→ Written problem
Check every line below for the word "JSON" and copy the ones that have it.

═════ Dataset records

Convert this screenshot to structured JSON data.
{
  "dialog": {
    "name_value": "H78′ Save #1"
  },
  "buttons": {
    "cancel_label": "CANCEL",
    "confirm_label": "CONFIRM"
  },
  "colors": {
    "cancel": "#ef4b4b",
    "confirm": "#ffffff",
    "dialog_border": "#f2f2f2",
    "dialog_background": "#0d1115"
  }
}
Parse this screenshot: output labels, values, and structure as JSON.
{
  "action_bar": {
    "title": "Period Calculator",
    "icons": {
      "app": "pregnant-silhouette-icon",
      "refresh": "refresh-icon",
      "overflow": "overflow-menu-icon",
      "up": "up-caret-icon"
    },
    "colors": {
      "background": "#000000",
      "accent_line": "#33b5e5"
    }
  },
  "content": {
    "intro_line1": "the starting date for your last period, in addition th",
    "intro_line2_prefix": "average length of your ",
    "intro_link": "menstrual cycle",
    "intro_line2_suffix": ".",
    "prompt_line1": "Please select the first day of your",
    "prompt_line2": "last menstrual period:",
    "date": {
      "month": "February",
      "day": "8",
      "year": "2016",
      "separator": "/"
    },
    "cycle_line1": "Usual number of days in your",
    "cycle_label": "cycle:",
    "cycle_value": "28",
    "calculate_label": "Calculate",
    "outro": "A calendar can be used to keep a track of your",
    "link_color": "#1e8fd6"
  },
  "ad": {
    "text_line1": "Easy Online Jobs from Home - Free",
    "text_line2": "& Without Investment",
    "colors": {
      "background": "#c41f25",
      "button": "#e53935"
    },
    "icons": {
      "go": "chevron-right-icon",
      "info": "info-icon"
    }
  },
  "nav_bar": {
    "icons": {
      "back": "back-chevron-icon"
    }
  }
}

══════════
═════ Dataset records

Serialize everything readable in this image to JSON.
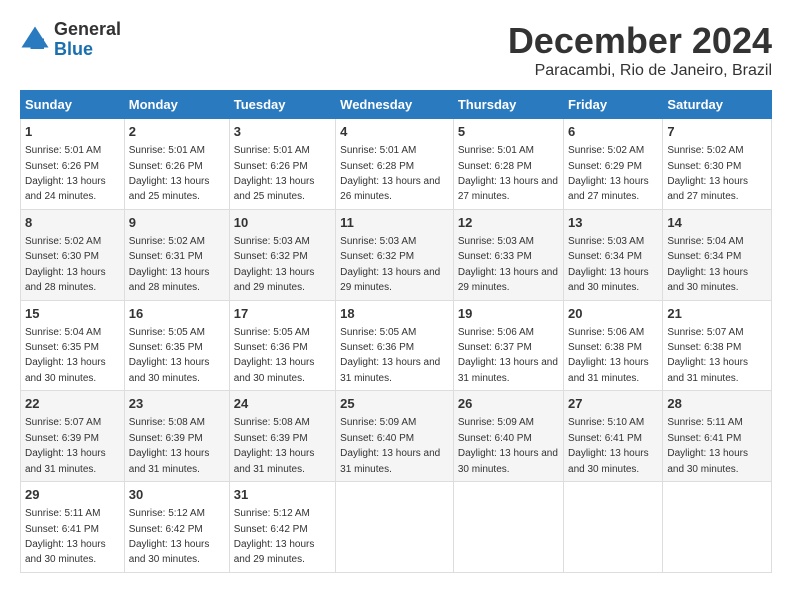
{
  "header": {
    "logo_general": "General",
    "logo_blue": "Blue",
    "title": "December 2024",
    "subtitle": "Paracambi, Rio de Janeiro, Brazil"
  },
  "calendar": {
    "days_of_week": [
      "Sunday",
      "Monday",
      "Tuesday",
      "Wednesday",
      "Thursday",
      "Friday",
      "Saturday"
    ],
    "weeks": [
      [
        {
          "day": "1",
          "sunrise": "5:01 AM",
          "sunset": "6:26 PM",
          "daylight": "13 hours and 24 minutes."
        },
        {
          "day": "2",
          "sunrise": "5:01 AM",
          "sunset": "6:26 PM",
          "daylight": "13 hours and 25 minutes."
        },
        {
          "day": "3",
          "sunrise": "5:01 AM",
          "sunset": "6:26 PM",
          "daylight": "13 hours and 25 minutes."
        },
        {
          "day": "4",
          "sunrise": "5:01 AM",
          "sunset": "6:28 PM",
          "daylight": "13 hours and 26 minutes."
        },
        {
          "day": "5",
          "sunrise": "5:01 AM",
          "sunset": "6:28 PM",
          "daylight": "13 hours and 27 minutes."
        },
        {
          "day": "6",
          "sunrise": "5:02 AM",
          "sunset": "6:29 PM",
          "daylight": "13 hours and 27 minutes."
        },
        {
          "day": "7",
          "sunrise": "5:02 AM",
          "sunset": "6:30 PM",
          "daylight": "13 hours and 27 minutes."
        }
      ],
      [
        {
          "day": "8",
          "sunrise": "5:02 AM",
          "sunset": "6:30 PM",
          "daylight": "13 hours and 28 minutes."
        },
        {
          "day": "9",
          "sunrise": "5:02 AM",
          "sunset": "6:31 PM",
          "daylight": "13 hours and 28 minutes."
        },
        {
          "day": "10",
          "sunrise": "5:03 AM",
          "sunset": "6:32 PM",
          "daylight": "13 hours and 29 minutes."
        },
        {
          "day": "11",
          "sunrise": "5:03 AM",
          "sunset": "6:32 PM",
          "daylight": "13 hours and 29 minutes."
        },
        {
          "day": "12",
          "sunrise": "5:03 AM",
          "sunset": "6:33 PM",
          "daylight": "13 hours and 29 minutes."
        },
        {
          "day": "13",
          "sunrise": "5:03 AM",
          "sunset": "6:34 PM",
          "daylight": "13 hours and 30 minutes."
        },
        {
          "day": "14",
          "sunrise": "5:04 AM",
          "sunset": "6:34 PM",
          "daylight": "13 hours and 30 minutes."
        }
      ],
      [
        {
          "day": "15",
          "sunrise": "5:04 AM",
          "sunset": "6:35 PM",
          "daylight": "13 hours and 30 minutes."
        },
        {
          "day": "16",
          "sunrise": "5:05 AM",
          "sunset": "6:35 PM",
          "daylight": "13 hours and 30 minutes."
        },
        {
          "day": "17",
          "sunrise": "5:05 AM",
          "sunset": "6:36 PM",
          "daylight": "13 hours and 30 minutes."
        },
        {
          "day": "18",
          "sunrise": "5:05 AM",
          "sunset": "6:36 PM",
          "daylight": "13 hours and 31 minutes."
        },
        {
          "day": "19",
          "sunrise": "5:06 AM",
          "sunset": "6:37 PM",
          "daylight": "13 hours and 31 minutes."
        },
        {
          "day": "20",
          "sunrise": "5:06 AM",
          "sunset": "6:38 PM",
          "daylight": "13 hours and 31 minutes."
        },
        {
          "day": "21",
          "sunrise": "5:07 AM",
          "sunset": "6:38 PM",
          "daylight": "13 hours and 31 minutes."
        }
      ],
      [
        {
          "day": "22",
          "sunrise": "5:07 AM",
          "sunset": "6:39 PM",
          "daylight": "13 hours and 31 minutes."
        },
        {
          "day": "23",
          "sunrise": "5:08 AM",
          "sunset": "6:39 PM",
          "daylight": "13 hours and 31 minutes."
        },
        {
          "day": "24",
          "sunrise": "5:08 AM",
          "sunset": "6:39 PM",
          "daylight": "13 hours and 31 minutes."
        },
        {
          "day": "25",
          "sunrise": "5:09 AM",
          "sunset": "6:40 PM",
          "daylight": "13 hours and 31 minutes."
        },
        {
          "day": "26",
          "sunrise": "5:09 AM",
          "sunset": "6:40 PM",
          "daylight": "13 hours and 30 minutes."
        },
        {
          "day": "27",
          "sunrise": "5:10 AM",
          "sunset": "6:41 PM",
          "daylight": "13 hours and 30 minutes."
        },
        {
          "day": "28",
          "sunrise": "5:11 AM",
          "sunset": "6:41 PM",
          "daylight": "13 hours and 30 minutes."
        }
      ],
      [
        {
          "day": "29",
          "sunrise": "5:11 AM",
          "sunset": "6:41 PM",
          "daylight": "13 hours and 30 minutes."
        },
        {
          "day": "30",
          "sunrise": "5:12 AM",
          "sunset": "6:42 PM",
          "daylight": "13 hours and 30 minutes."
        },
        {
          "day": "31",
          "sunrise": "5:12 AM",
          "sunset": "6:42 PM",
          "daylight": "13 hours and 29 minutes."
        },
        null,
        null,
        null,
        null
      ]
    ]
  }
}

══════════

→ Reply to the exercise
Convert this screenshot to structured JSON data.
Parse this screenshot: output labels, values, and structure as JSON.
Serialize everything readable in this image to JSON.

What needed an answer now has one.